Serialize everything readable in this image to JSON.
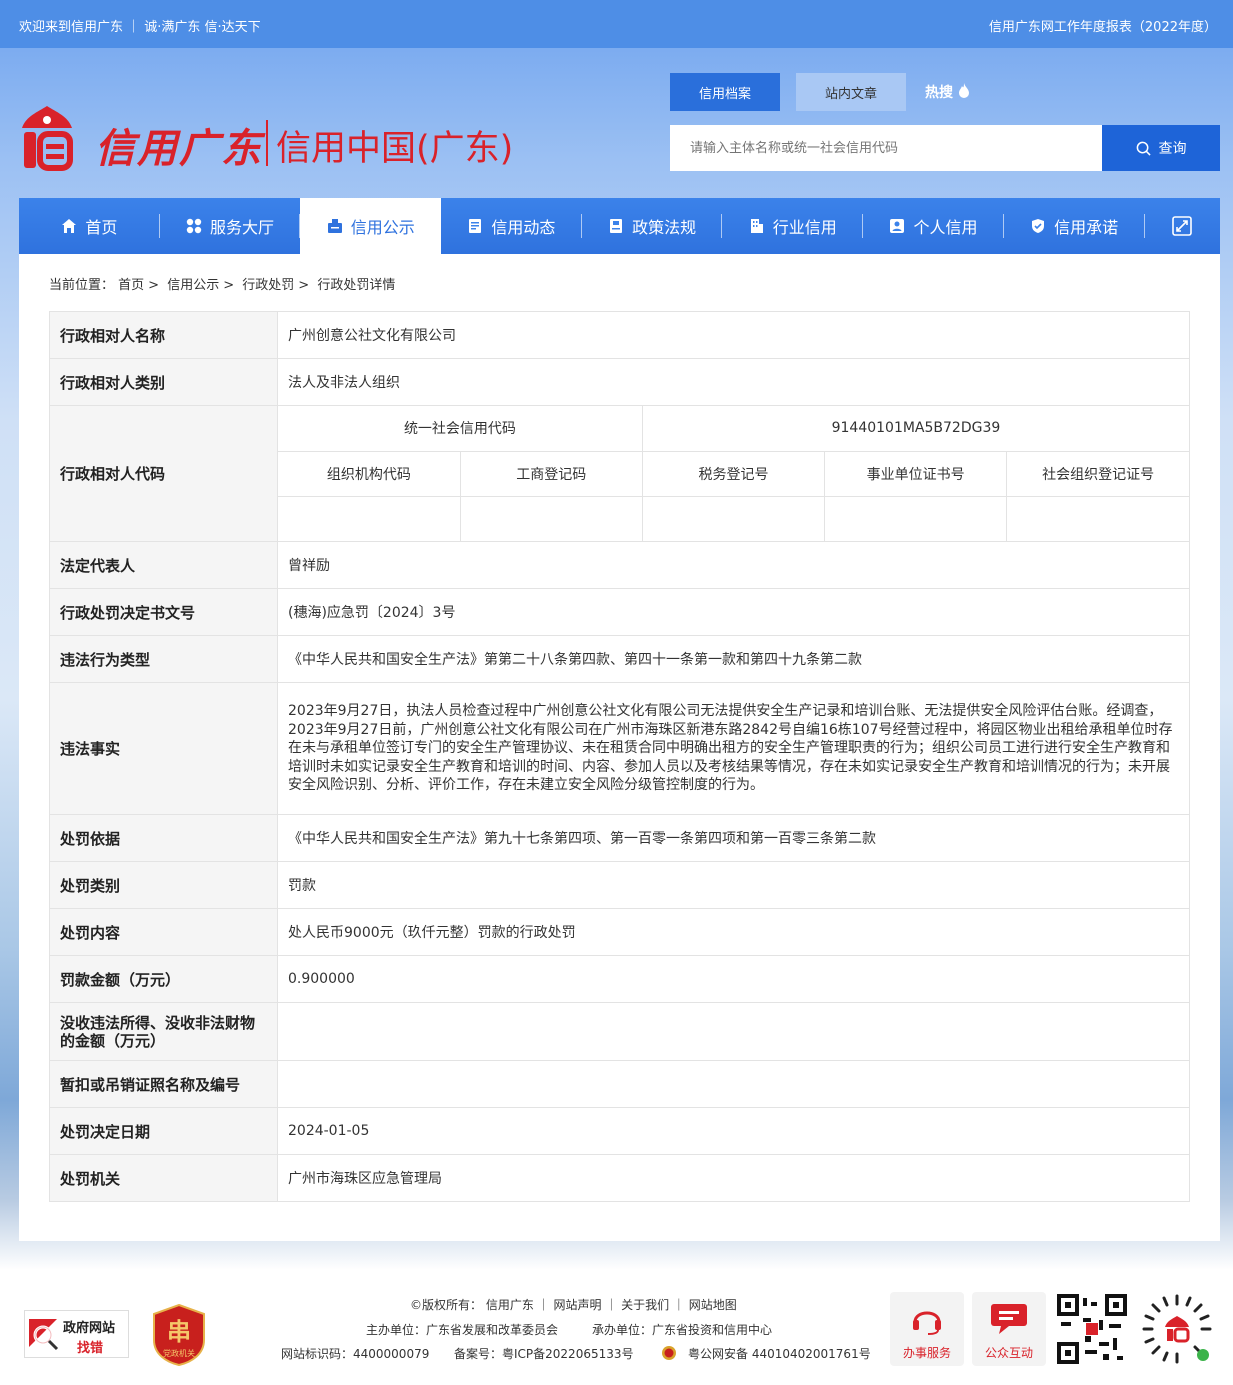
{
  "topbar": {
    "welcome": "欢迎来到信用广东 ｜ 诚·满广东  信·达天下",
    "report": "信用广东网工作年度报表（2022年度）"
  },
  "logo": {
    "name": "信用广东",
    "subtitle": "信用中国(广东)"
  },
  "search": {
    "tabs": [
      "信用档案",
      "站内文章"
    ],
    "hot": "热搜",
    "placeholder": "请输入主体名称或统一社会信用代码",
    "button": "查询"
  },
  "nav": {
    "items": [
      {
        "label": "首页",
        "icon": "home-icon"
      },
      {
        "label": "服务大厅",
        "icon": "grid-icon"
      },
      {
        "label": "信用公示",
        "icon": "notice-icon"
      },
      {
        "label": "信用动态",
        "icon": "news-icon"
      },
      {
        "label": "政策法规",
        "icon": "policy-icon"
      },
      {
        "label": "行业信用",
        "icon": "building-icon"
      },
      {
        "label": "个人信用",
        "icon": "person-icon"
      },
      {
        "label": "信用承诺",
        "icon": "shield-icon"
      }
    ],
    "active_index": 2
  },
  "breadcrumb": {
    "prefix": "当前位置：",
    "items": [
      "首页",
      "信用公示",
      "行政处罚",
      "行政处罚详情"
    ]
  },
  "detail": {
    "name_label": "行政相对人名称",
    "name_value": "广州创意公社文化有限公司",
    "type_label": "行政相对人类别",
    "type_value": "法人及非法人组织",
    "code_label": "行政相对人代码",
    "uscc_label": "统一社会信用代码",
    "uscc_value": "91440101MA5B72DG39",
    "code_headers": [
      "组织机构代码",
      "工商登记码",
      "税务登记号",
      "事业单位证书号",
      "社会组织登记证号"
    ],
    "code_values": [
      "",
      "",
      "",
      "",
      ""
    ],
    "legal_label": "法定代表人",
    "legal_value": "曾祥励",
    "doc_label": "行政处罚决定书文号",
    "doc_value": "(穗海)应急罚〔2024〕3号",
    "violation_type_label": "违法行为类型",
    "violation_type_value": "《中华人民共和国安全生产法》第第二十八条第四款、第四十一条第一款和第四十九条第二款",
    "facts_label": "违法事实",
    "facts_value": "2023年9月27日，执法人员检查过程中广州创意公社文化有限公司无法提供安全生产记录和培训台账、无法提供安全风险评估台账。经调查，2023年9月27日前，广州创意公社文化有限公司在广州市海珠区新港东路2842号自编16栋107号经营过程中，将园区物业出租给承租单位时存在未与承租单位签订专门的安全生产管理协议、未在租赁合同中明确出租方的安全生产管理职责的行为；组织公司员工进行进行安全生产教育和培训时未如实记录安全生产教育和培训的时间、内容、参加人员以及考核结果等情况，存在未如实记录安全生产教育和培训情况的行为；未开展安全风险识别、分析、评价工作，存在未建立安全风险分级管控制度的行为。",
    "basis_label": "处罚依据",
    "basis_value": "《中华人民共和国安全生产法》第九十七条第四项、第一百零一条第四项和第一百零三条第二款",
    "category_label": "处罚类别",
    "category_value": "罚款",
    "content_label": "处罚内容",
    "content_value": "处人民币9000元（玖仟元整）罚款的行政处罚",
    "fine_label": "罚款金额（万元）",
    "fine_value": "0.900000",
    "confiscate_label": "没收违法所得、没收非法财物的金额（万元）",
    "confiscate_value": "",
    "license_label": "暂扣或吊销证照名称及编号",
    "license_value": "",
    "date_label": "处罚决定日期",
    "date_value": "2024-01-05",
    "authority_label": "处罚机关",
    "authority_value": "广州市海珠区应急管理局"
  },
  "footer": {
    "line1": "©版权所有： 信用广东 ｜ 网站声明 ｜ 关于我们 ｜ 网站地图",
    "sponsor": "主办单位：广东省发展和改革委员会",
    "organizer": "承办单位：广东省投资和信用中心",
    "site_id": "网站标识码：4400000079",
    "icp": "备案号：粤ICP备2022065133号",
    "police": "粤公网安备 44010402001761号",
    "gov_site_1": "政府网站",
    "gov_site_2": "找错",
    "party_badge": "党政机关",
    "service": "办事服务",
    "interaction": "公众互动"
  },
  "colors": {
    "primary": "#2f72de",
    "brand_red": "#d9222a"
  }
}
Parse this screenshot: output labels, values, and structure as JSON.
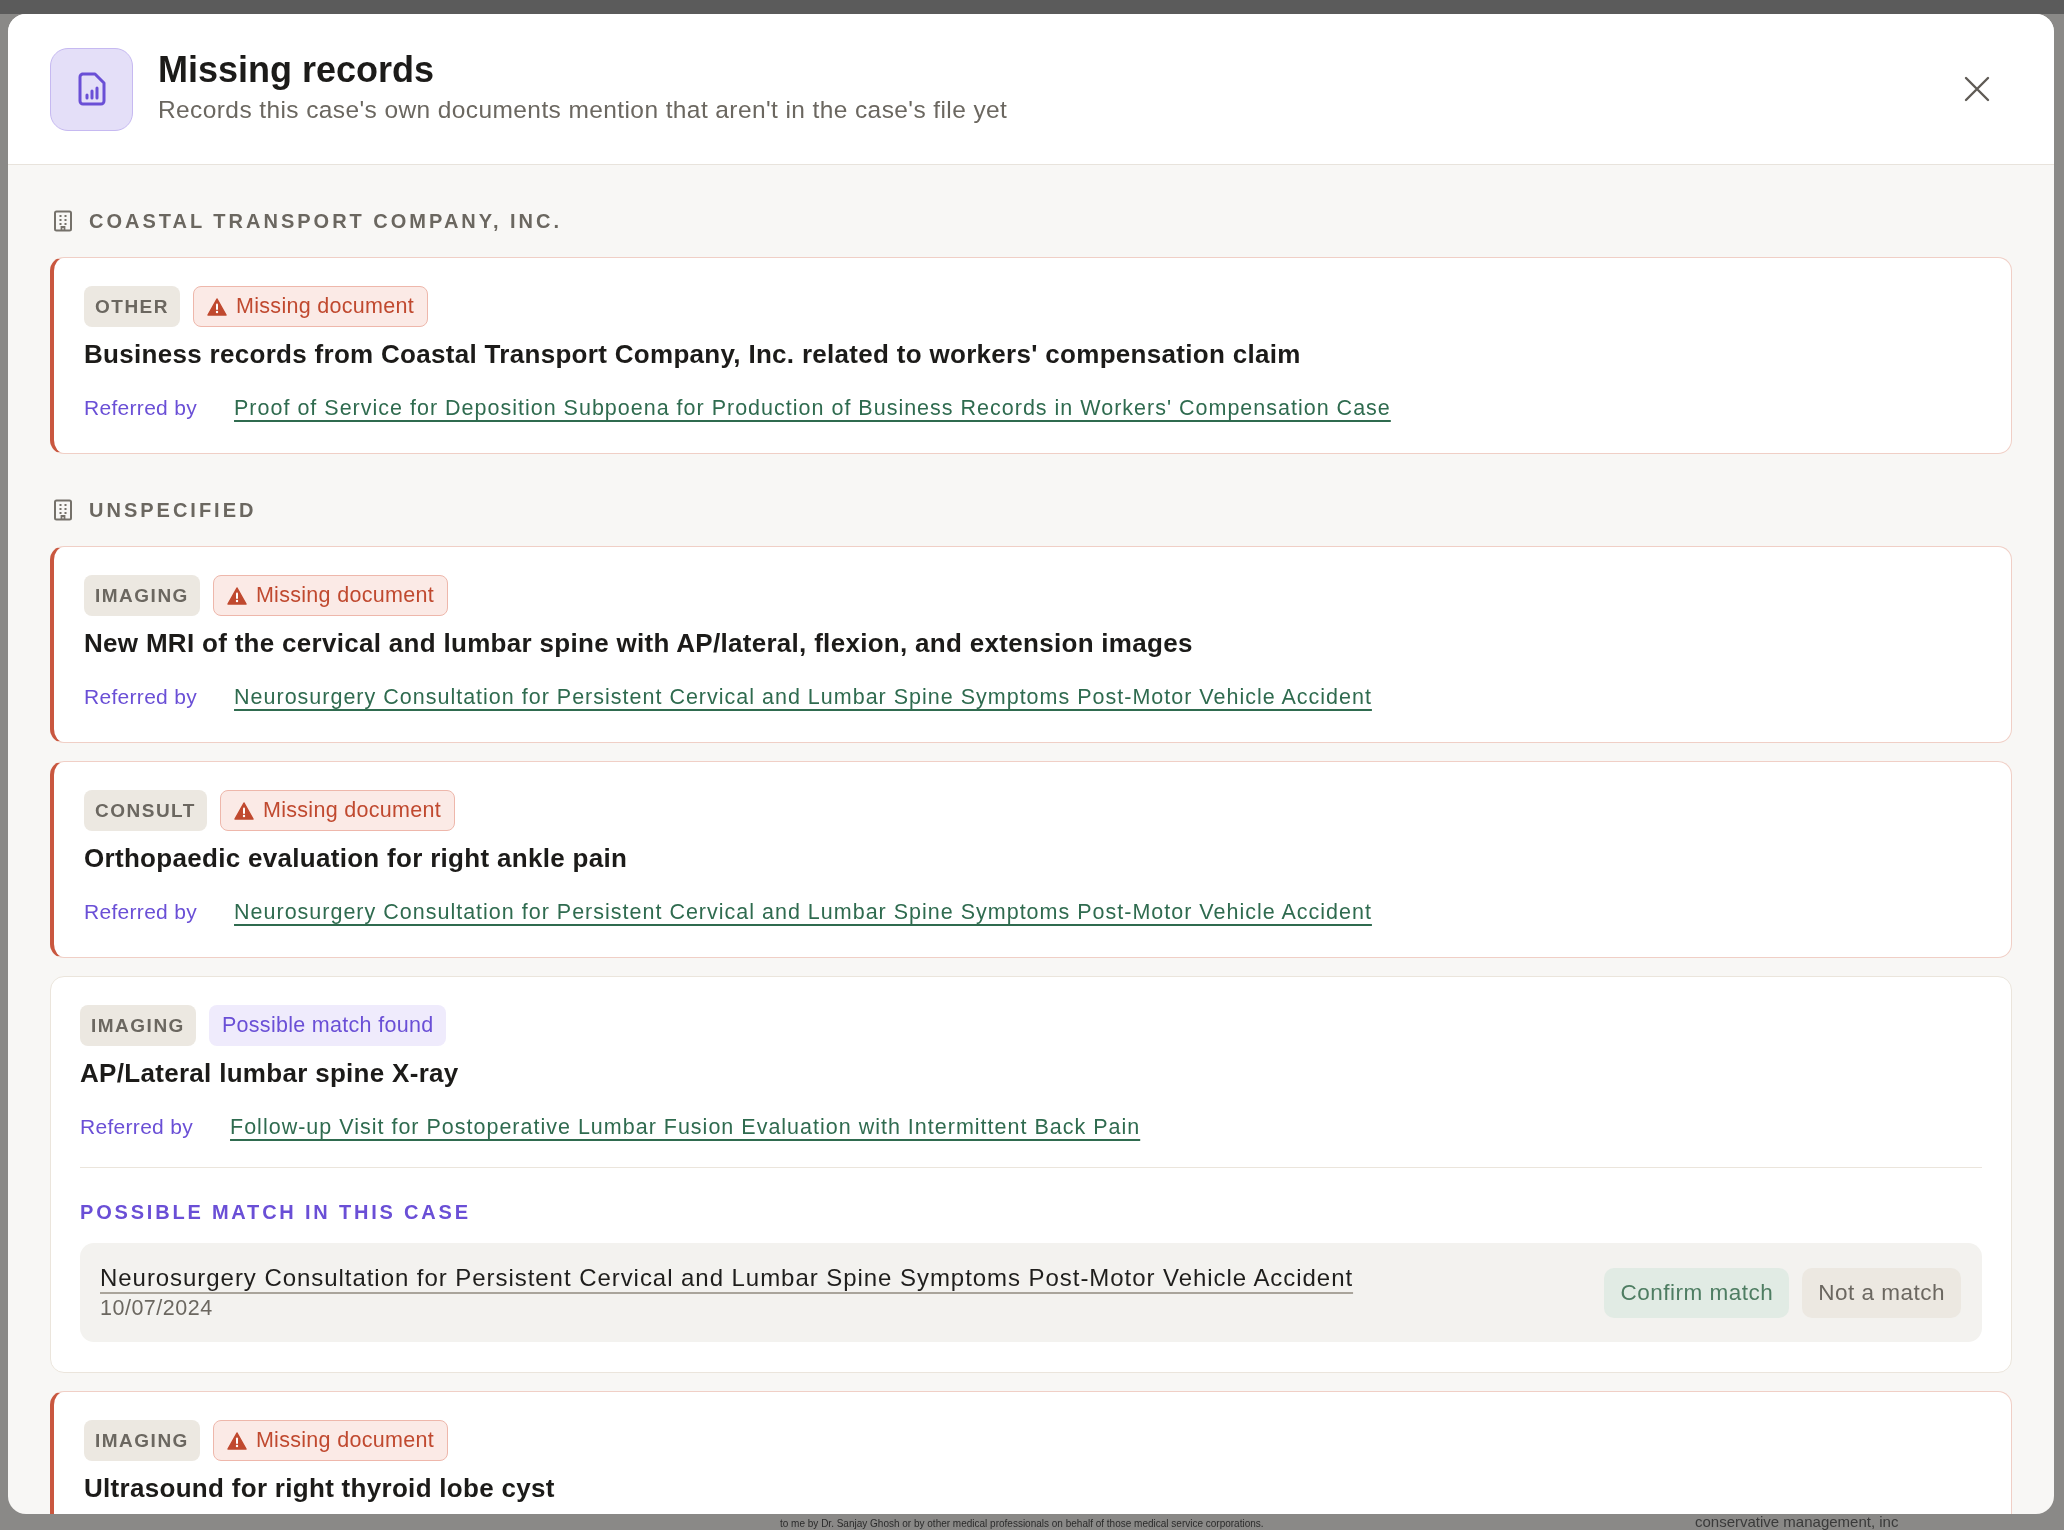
{
  "dialog": {
    "title": "Missing records",
    "subtitle": "Records this case's own documents mention that aren't in the case's file yet"
  },
  "groups": [
    {
      "name": "COASTAL TRANSPORT COMPANY, INC.",
      "records": [
        {
          "kind": "missing",
          "type": "OTHER",
          "status_label": "Missing document",
          "title": "Business records from Coastal Transport Company, Inc. related to workers' compensation claim",
          "referred_by_label": "Referred by",
          "referred_by": "Proof of Service for Deposition Subpoena for Production of Business Records in Workers' Compensation Case"
        }
      ]
    },
    {
      "name": "UNSPECIFIED",
      "records": [
        {
          "kind": "missing",
          "type": "IMAGING",
          "status_label": "Missing document",
          "title": "New MRI of the cervical and lumbar spine with AP/lateral, flexion, and extension images",
          "referred_by_label": "Referred by",
          "referred_by": "Neurosurgery Consultation for Persistent Cervical and Lumbar Spine Symptoms Post-Motor Vehicle Accident"
        },
        {
          "kind": "missing",
          "type": "CONSULT",
          "status_label": "Missing document",
          "title": "Orthopaedic evaluation for right ankle pain",
          "referred_by_label": "Referred by",
          "referred_by": "Neurosurgery Consultation for Persistent Cervical and Lumbar Spine Symptoms Post-Motor Vehicle Accident"
        },
        {
          "kind": "possible_match",
          "type": "IMAGING",
          "status_label": "Possible match found",
          "title": "AP/Lateral lumbar spine X-ray",
          "referred_by_label": "Referred by",
          "referred_by": "Follow-up Visit for Postoperative Lumbar Fusion Evaluation with Intermittent Back Pain",
          "match": {
            "heading": "POSSIBLE MATCH IN THIS CASE",
            "document": "Neurosurgery Consultation for Persistent Cervical and Lumbar Spine Symptoms Post-Motor Vehicle Accident",
            "date": "10/07/2024",
            "buttons": [
              {
                "kind": "confirm",
                "label": "Confirm match"
              },
              {
                "kind": "reject",
                "label": "Not a match"
              }
            ]
          }
        },
        {
          "kind": "missing",
          "type": "IMAGING",
          "status_label": "Missing document",
          "title": "Ultrasound for right thyroid lobe cyst"
        }
      ]
    }
  ],
  "backdrop": {
    "fragments": [
      "to me by Dr. Sanjay Ghosh or by other medical professionals on behalf of those medical service corporations.",
      "conservative management, inc"
    ]
  }
}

DIRECTIONS FOR THIS TASK ▸ Nothing but the pictures may be dropped; output the records above exactly.

RESPONSE ▸
Serialize everything readable in this image to JSON.
{
  "topbar": {
    "welcome": "欢迎来到信用广东 ｜ 诚·满广东  信·达天下",
    "report": "信用广东网工作年度报表（2022年度）"
  },
  "logo": {
    "name": "信用广东",
    "subtitle": "信用中国(广东)"
  },
  "search": {
    "tabs": [
      "信用档案",
      "站内文章"
    ],
    "hot": "热搜",
    "placeholder": "请输入主体名称或统一社会信用代码",
    "button": "查询"
  },
  "nav": {
    "items": [
      {
        "label": "首页",
        "icon": "home-icon"
      },
      {
        "label": "服务大厅",
        "icon": "grid-icon"
      },
      {
        "label": "信用公示",
        "icon": "notice-icon"
      },
      {
        "label": "信用动态",
        "icon": "news-icon"
      },
      {
        "label": "政策法规",
        "icon": "policy-icon"
      },
      {
        "label": "行业信用",
        "icon": "building-icon"
      },
      {
        "label": "个人信用",
        "icon": "person-icon"
      },
      {
        "label": "信用承诺",
        "icon": "shield-icon"
      }
    ],
    "active_index": 2
  },
  "breadcrumb": {
    "prefix": "当前位置：",
    "items": [
      "首页",
      "信用公示",
      "行政处罚",
      "行政处罚详情"
    ]
  },
  "detail": {
    "name_label": "行政相对人名称",
    "name_value": "广州创意公社文化有限公司",
    "type_label": "行政相对人类别",
    "type_value": "法人及非法人组织",
    "code_label": "行政相对人代码",
    "uscc_label": "统一社会信用代码",
    "uscc_value": "91440101MA5B72DG39",
    "code_headers": [
      "组织机构代码",
      "工商登记码",
      "税务登记号",
      "事业单位证书号",
      "社会组织登记证号"
    ],
    "code_values": [
      "",
      "",
      "",
      "",
      ""
    ],
    "legal_label": "法定代表人",
    "legal_value": "曾祥励",
    "doc_label": "行政处罚决定书文号",
    "doc_value": "(穗海)应急罚〔2024〕3号",
    "violation_type_label": "违法行为类型",
    "violation_type_value": "《中华人民共和国安全生产法》第第二十八条第四款、第四十一条第一款和第四十九条第二款",
    "facts_label": "违法事实",
    "facts_value": "2023年9月27日，执法人员检查过程中广州创意公社文化有限公司无法提供安全生产记录和培训台账、无法提供安全风险评估台账。经调查，2023年9月27日前，广州创意公社文化有限公司在广州市海珠区新港东路2842号自编16栋107号经营过程中，将园区物业出租给承租单位时存在未与承租单位签订专门的安全生产管理协议、未在租赁合同中明确出租方的安全生产管理职责的行为；组织公司员工进行进行安全生产教育和培训时未如实记录安全生产教育和培训的时间、内容、参加人员以及考核结果等情况，存在未如实记录安全生产教育和培训情况的行为；未开展安全风险识别、分析、评价工作，存在未建立安全风险分级管控制度的行为。",
    "basis_label": "处罚依据",
    "basis_value": "《中华人民共和国安全生产法》第九十七条第四项、第一百零一条第四项和第一百零三条第二款",
    "category_label": "处罚类别",
    "category_value": "罚款",
    "content_label": "处罚内容",
    "content_value": "处人民币9000元（玖仟元整）罚款的行政处罚",
    "fine_label": "罚款金额（万元）",
    "fine_value": "0.900000",
    "confiscate_label": "没收违法所得、没收非法财物的金额（万元）",
    "confiscate_value": "",
    "license_label": "暂扣或吊销证照名称及编号",
    "license_value": "",
    "date_label": "处罚决定日期",
    "date_value": "2024-01-05",
    "authority_label": "处罚机关",
    "authority_value": "广州市海珠区应急管理局"
  },
  "footer": {
    "line1": "©版权所有： 信用广东 ｜ 网站声明 ｜ 关于我们 ｜ 网站地图",
    "sponsor": "主办单位：广东省发展和改革委员会",
    "organizer": "承办单位：广东省投资和信用中心",
    "site_id": "网站标识码：4400000079",
    "icp": "备案号：粤ICP备2022065133号",
    "police": "粤公网安备 44010402001761号",
    "gov_site_1": "政府网站",
    "gov_site_2": "找错",
    "party_badge": "党政机关",
    "service": "办事服务",
    "interaction": "公众互动"
  },
  "colors": {
    "primary": "#2f72de",
    "brand_red": "#d9222a"
  }
}
Parse this screenshot: output labels, values, and structure as JSON.
{
  "dialog": {
    "title": "Missing records",
    "subtitle": "Records this case's own documents mention that aren't in the case's file yet"
  },
  "groups": [
    {
      "name": "COASTAL TRANSPORT COMPANY, INC.",
      "records": [
        {
          "kind": "missing",
          "type": "OTHER",
          "status_label": "Missing document",
          "title": "Business records from Coastal Transport Company, Inc. related to workers' compensation claim",
          "referred_by_label": "Referred by",
          "referred_by": "Proof of Service for Deposition Subpoena for Production of Business Records in Workers' Compensation Case"
        }
      ]
    },
    {
      "name": "UNSPECIFIED",
      "records": [
        {
          "kind": "missing",
          "type": "IMAGING",
          "status_label": "Missing document",
          "title": "New MRI of the cervical and lumbar spine with AP/lateral, flexion, and extension images",
          "referred_by_label": "Referred by",
          "referred_by": "Neurosurgery Consultation for Persistent Cervical and Lumbar Spine Symptoms Post-Motor Vehicle Accident"
        },
        {
          "kind": "missing",
          "type": "CONSULT",
          "status_label": "Missing document",
          "title": "Orthopaedic evaluation for right ankle pain",
          "referred_by_label": "Referred by",
          "referred_by": "Neurosurgery Consultation for Persistent Cervical and Lumbar Spine Symptoms Post-Motor Vehicle Accident"
        },
        {
          "kind": "possible_match",
          "type": "IMAGING",
          "status_label": "Possible match found",
          "title": "AP/Lateral lumbar spine X-ray",
          "referred_by_label": "Referred by",
          "referred_by": "Follow-up Visit for Postoperative Lumbar Fusion Evaluation with Intermittent Back Pain",
          "match": {
            "heading": "POSSIBLE MATCH IN THIS CASE",
            "document": "Neurosurgery Consultation for Persistent Cervical and Lumbar Spine Symptoms Post-Motor Vehicle Accident",
            "date": "10/07/2024",
            "buttons": [
              {
                "kind": "confirm",
                "label": "Confirm match"
              },
              {
                "kind": "reject",
                "label": "Not a match"
              }
            ]
          }
        },
        {
          "kind": "missing",
          "type": "IMAGING",
          "status_label": "Missing document",
          "title": "Ultrasound for right thyroid lobe cyst"
        }
      ]
    }
  ],
  "backdrop": {
    "fragments": [
      "to me by Dr. Sanjay Ghosh or by other medical professionals on behalf of those medical service corporations.",
      "conservative management, inc"
    ]
  }
}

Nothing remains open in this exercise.